** START Records supplied **
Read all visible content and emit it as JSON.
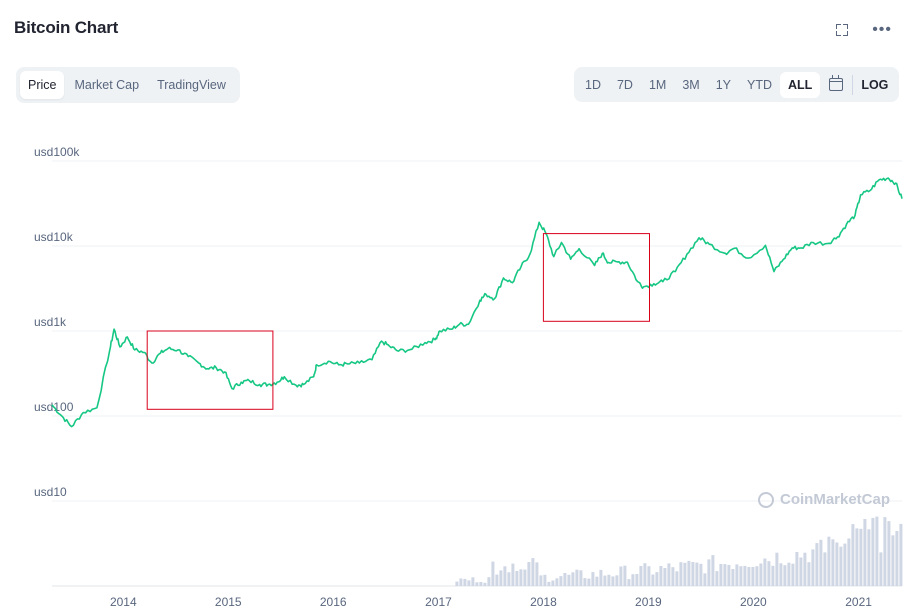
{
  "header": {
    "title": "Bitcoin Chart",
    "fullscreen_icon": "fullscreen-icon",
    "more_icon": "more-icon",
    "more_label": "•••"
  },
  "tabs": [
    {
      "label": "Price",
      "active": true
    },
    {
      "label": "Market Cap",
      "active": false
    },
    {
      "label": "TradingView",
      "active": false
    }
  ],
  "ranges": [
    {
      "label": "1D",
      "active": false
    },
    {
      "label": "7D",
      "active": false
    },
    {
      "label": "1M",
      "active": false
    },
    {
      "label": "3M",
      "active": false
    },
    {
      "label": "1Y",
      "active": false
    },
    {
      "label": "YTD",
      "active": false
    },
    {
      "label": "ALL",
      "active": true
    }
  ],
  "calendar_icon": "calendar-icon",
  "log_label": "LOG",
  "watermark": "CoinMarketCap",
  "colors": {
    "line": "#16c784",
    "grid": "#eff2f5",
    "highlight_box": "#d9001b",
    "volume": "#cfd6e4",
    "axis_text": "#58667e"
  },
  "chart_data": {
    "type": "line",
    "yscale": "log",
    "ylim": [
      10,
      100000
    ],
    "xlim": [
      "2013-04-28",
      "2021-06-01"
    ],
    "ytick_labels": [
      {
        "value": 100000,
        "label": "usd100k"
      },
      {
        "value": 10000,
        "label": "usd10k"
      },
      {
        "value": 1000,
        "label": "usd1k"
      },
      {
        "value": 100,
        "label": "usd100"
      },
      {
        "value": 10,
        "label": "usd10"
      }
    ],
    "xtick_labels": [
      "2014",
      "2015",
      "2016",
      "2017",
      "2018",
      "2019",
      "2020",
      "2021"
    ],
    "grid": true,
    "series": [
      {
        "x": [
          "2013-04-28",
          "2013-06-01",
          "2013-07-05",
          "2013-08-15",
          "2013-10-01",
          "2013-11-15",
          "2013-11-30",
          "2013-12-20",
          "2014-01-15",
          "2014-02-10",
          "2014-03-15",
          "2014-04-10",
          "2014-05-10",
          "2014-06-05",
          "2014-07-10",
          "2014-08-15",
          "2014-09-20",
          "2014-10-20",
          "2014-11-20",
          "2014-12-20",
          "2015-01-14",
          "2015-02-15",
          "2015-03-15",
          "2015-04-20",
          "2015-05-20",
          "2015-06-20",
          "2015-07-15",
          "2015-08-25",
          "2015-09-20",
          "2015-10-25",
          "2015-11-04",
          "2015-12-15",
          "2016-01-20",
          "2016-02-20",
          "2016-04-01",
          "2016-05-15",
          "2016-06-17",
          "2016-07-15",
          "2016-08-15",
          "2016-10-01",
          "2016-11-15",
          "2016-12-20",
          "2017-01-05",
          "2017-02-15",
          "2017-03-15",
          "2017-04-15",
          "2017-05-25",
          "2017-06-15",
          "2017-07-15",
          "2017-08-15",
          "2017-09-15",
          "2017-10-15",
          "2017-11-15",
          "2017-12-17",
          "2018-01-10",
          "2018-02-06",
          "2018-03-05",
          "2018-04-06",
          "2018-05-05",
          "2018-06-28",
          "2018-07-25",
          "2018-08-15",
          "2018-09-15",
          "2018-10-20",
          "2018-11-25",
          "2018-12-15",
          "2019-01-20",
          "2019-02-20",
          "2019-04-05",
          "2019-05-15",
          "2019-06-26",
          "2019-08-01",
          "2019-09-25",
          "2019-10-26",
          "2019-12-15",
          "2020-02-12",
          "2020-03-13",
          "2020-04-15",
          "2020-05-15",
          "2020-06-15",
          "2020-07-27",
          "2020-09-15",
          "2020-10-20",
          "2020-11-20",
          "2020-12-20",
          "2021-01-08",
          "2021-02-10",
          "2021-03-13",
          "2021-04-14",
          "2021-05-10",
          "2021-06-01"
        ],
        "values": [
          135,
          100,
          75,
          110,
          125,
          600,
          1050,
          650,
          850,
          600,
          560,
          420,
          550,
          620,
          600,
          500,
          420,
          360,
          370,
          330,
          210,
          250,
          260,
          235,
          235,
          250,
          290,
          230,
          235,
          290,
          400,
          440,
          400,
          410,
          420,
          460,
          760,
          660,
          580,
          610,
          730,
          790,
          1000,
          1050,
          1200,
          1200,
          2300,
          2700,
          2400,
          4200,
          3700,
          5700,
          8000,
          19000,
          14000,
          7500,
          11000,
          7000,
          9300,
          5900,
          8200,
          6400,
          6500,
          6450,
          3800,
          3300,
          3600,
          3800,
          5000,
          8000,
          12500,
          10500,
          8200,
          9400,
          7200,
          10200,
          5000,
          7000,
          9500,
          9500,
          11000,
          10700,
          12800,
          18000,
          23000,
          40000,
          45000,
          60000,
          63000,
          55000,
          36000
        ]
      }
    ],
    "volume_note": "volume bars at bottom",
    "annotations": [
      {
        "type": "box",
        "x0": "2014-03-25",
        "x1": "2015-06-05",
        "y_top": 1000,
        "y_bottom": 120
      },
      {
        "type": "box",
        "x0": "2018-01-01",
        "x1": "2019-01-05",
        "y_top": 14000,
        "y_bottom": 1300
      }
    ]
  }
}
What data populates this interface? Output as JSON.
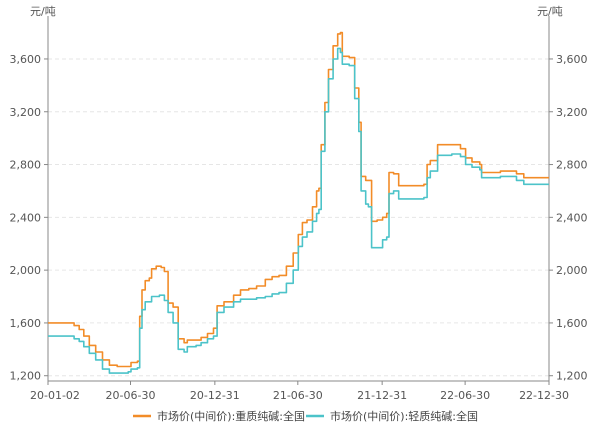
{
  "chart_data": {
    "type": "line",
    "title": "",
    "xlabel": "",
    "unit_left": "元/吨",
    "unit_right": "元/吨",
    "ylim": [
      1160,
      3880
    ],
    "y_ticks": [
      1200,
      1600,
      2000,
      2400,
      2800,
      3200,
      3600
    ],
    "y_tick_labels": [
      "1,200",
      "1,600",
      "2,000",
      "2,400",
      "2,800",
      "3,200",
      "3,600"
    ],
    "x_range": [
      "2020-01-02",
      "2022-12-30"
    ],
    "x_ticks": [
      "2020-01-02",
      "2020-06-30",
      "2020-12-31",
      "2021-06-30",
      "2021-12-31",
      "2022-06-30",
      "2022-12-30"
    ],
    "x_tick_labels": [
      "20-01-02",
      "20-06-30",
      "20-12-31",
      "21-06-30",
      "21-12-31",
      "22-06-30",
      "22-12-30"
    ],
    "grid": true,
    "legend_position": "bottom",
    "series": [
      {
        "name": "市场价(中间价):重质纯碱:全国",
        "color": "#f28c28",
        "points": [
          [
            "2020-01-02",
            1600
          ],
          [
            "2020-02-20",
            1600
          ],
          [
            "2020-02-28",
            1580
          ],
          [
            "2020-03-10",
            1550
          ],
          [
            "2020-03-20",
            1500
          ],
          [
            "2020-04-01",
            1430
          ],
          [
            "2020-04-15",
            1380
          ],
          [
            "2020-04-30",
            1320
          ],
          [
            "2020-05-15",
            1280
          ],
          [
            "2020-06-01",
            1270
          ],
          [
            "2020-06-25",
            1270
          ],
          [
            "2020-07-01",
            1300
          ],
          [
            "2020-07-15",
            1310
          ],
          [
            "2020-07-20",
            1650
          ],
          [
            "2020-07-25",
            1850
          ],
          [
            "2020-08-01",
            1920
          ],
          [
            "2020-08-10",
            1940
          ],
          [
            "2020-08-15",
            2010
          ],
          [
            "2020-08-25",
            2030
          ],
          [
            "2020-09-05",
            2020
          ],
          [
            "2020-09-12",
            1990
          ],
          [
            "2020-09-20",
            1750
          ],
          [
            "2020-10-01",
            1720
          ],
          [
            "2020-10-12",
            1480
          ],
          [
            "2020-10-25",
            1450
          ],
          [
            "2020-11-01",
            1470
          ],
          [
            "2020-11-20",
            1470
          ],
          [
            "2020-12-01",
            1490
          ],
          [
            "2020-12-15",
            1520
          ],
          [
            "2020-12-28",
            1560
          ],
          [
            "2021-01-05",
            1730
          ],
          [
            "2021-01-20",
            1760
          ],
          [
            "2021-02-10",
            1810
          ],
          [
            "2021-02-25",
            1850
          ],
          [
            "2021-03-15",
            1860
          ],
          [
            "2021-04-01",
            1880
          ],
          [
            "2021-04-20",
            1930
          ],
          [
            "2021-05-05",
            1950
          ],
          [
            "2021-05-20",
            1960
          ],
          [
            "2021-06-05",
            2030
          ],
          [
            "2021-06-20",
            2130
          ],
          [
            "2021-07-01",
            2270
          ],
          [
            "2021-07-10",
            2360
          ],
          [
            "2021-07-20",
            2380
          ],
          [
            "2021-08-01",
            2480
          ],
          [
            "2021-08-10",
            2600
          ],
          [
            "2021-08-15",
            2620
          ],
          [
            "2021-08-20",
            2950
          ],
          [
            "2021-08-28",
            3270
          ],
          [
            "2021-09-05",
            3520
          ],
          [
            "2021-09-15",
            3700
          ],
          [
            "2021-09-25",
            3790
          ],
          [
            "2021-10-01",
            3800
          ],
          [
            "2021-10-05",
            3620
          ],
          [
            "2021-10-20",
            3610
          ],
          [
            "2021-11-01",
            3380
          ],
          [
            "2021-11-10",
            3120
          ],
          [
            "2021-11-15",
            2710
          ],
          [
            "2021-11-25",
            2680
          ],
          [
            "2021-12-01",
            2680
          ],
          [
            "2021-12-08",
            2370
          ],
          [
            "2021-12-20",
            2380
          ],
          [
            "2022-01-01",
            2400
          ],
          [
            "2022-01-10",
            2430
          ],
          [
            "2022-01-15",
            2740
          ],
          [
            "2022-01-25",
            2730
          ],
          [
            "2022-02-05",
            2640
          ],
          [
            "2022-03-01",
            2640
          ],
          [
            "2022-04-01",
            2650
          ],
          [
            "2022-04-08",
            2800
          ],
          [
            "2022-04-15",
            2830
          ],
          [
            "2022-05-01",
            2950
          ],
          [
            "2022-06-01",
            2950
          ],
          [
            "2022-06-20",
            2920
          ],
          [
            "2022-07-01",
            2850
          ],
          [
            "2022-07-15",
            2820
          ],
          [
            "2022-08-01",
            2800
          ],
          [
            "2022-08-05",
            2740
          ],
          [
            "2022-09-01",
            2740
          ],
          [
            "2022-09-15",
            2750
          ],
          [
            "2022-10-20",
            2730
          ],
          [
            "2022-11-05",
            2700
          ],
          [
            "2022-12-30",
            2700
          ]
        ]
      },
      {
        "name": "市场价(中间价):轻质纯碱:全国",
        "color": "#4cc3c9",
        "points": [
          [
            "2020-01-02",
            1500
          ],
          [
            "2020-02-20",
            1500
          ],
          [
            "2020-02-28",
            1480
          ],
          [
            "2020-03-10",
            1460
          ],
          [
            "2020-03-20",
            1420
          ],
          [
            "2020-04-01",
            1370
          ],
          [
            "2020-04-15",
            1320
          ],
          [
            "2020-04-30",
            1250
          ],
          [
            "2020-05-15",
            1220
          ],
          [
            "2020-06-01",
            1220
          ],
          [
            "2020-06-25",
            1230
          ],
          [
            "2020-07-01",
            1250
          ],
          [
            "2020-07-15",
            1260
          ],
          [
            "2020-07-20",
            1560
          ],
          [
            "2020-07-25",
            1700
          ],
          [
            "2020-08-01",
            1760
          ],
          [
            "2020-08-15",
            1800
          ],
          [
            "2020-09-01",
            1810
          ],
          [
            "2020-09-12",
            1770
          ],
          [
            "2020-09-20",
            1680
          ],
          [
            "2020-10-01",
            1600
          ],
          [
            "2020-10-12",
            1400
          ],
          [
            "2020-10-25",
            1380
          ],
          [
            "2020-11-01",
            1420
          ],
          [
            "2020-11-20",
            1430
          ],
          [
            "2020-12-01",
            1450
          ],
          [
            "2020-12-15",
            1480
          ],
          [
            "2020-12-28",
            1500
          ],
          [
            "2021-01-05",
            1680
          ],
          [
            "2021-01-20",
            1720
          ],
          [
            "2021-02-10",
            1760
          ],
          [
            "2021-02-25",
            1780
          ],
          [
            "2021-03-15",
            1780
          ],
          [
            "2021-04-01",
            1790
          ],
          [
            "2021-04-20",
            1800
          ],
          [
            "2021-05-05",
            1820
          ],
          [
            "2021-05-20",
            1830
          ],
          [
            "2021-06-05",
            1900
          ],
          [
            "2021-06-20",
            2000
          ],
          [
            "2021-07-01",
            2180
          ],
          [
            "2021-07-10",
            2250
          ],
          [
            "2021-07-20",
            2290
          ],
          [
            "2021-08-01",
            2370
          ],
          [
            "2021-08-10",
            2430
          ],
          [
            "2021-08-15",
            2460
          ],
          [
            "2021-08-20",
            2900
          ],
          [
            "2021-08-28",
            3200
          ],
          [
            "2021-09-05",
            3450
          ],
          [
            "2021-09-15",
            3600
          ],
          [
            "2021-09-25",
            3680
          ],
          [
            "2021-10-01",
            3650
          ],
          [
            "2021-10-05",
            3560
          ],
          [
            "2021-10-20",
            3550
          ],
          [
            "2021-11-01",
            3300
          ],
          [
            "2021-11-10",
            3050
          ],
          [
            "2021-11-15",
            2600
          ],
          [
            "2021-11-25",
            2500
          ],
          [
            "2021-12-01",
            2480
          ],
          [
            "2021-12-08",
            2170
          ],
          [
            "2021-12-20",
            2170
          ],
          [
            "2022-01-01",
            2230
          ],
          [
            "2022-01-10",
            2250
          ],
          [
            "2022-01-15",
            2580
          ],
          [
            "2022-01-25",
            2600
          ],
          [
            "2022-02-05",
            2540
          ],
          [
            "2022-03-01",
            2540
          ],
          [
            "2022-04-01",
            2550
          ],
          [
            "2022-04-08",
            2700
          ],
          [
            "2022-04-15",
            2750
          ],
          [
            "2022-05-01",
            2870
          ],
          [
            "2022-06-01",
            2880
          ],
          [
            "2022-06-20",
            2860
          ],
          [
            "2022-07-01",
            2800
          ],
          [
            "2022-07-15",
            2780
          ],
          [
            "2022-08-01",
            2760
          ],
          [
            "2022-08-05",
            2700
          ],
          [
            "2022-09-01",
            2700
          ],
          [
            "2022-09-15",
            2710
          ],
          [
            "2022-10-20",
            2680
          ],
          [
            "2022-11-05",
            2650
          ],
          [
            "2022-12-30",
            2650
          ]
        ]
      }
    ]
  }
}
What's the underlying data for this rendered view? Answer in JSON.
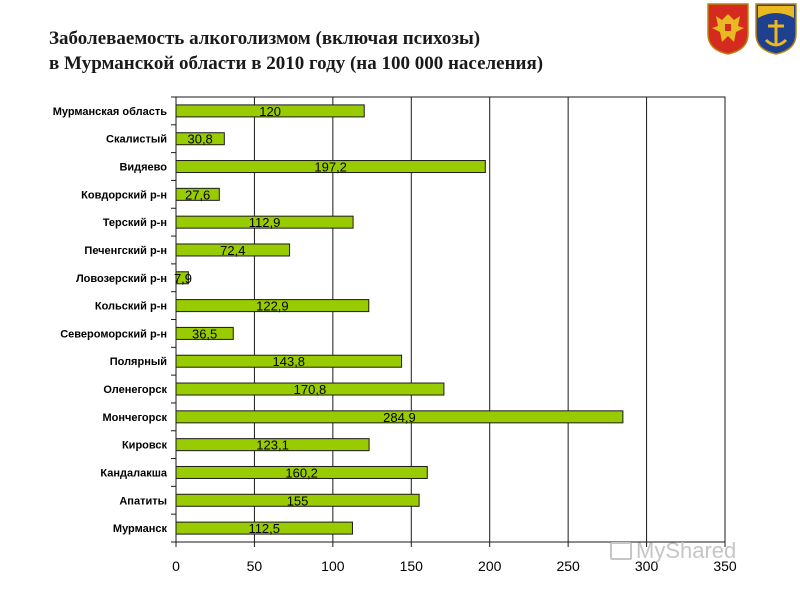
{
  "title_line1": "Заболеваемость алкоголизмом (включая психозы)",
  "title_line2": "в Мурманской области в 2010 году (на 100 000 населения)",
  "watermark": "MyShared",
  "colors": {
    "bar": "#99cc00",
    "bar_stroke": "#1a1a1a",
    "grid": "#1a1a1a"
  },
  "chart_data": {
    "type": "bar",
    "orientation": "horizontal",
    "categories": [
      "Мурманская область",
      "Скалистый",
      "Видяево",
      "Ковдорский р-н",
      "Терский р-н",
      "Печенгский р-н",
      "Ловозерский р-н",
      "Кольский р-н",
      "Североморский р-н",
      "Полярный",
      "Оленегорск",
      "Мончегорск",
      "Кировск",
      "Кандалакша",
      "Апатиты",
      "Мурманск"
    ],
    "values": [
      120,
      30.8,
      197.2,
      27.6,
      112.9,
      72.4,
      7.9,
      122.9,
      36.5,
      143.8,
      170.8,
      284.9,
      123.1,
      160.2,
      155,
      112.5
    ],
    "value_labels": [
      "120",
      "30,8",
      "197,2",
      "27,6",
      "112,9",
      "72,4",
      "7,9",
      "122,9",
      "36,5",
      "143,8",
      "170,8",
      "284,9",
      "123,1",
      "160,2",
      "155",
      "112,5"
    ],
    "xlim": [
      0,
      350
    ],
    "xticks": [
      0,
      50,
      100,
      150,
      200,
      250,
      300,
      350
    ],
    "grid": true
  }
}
** END Records supplied **
» Task details
Each line holding "grid" must be found and copied.

» Exercise solution
    "grid": "#eff2f5",
    "grid": true,
    "grid": true,
    "grid": "#1a1a1a"
    "grid": true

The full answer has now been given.